### Exercise directions
Output all entries verbatim. Skip pictures.

### Data shown

··········

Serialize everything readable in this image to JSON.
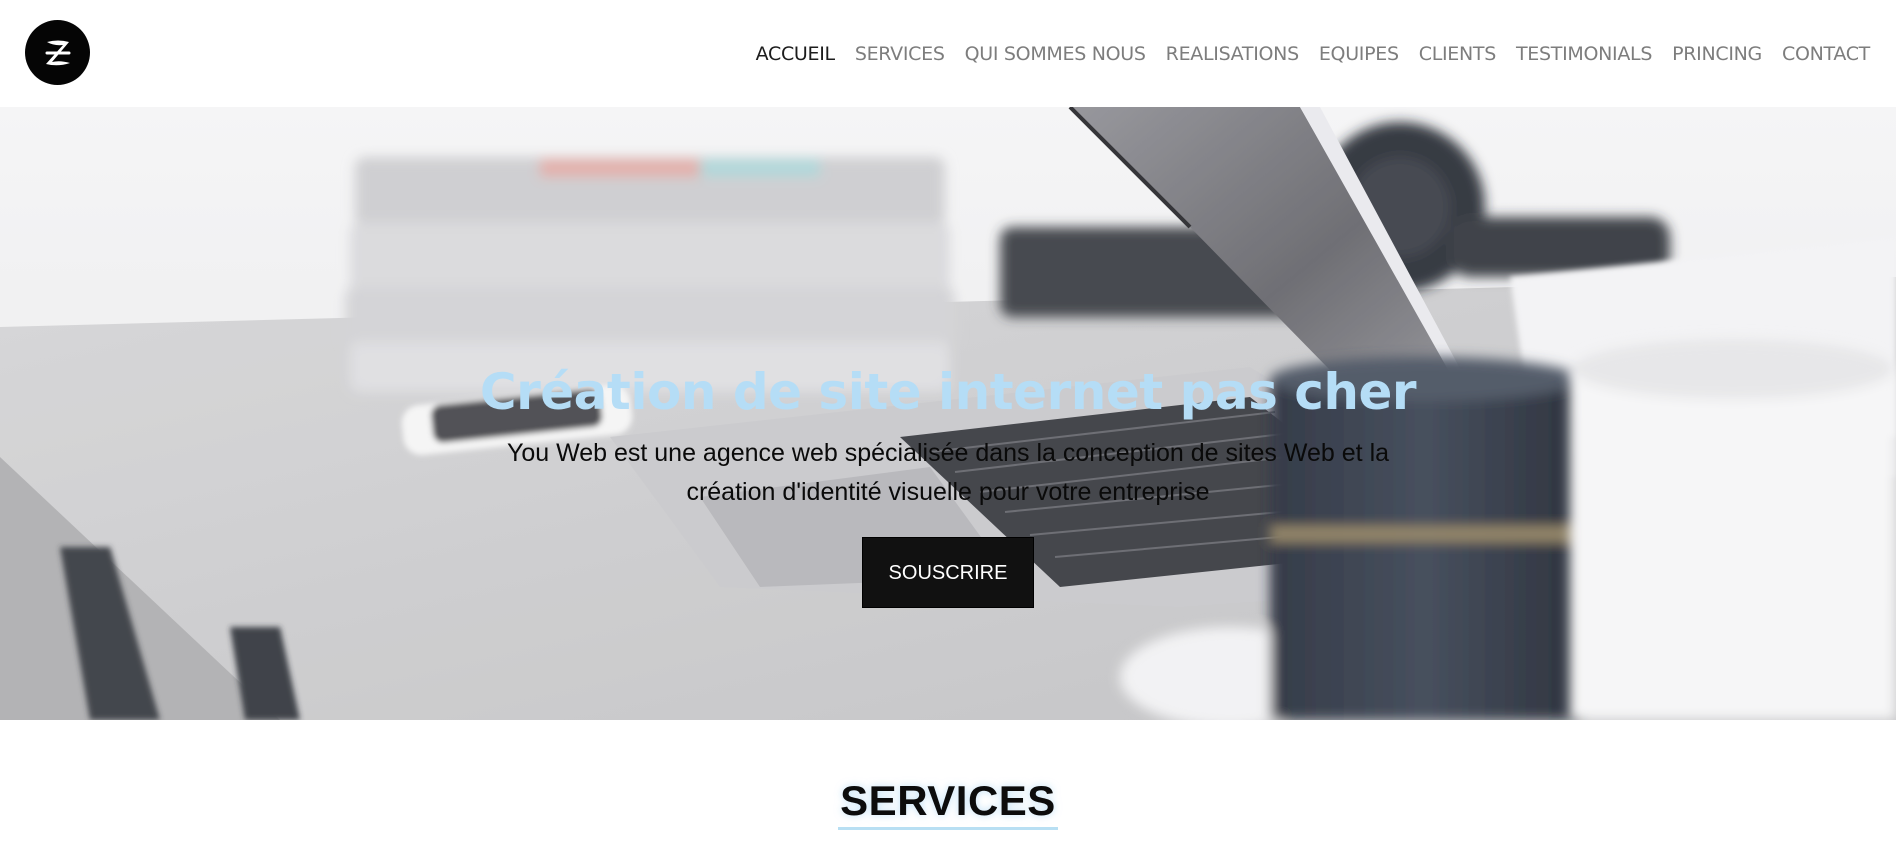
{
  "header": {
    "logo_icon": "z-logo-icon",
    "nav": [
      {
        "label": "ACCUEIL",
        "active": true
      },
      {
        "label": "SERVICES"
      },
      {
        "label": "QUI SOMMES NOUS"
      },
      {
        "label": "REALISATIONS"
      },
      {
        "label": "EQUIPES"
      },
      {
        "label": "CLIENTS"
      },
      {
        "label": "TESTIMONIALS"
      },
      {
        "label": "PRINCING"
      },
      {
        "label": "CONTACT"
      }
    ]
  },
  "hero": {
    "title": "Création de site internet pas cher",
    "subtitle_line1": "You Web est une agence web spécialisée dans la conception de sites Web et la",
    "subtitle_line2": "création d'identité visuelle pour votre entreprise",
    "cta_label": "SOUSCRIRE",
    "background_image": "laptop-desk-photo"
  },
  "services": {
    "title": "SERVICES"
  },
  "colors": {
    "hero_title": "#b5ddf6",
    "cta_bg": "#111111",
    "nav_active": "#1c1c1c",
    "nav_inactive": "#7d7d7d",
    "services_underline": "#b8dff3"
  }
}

··········

### Answer to the problem
Serialize everything readable in this image to JSON.
{
  "header": {
    "logo_icon": "z-logo-icon",
    "nav": [
      {
        "label": "ACCUEIL",
        "active": true
      },
      {
        "label": "SERVICES"
      },
      {
        "label": "QUI SOMMES NOUS"
      },
      {
        "label": "REALISATIONS"
      },
      {
        "label": "EQUIPES"
      },
      {
        "label": "CLIENTS"
      },
      {
        "label": "TESTIMONIALS"
      },
      {
        "label": "PRINCING"
      },
      {
        "label": "CONTACT"
      }
    ]
  },
  "hero": {
    "title": "Création de site internet pas cher",
    "subtitle_line1": "You Web est une agence web spécialisée dans la conception de sites Web et la",
    "subtitle_line2": "création d'identité visuelle pour votre entreprise",
    "cta_label": "SOUSCRIRE",
    "background_image": "laptop-desk-photo"
  },
  "services": {
    "title": "SERVICES"
  },
  "colors": {
    "hero_title": "#b5ddf6",
    "cta_bg": "#111111",
    "nav_active": "#1c1c1c",
    "nav_inactive": "#7d7d7d",
    "services_underline": "#b8dff3"
  }
}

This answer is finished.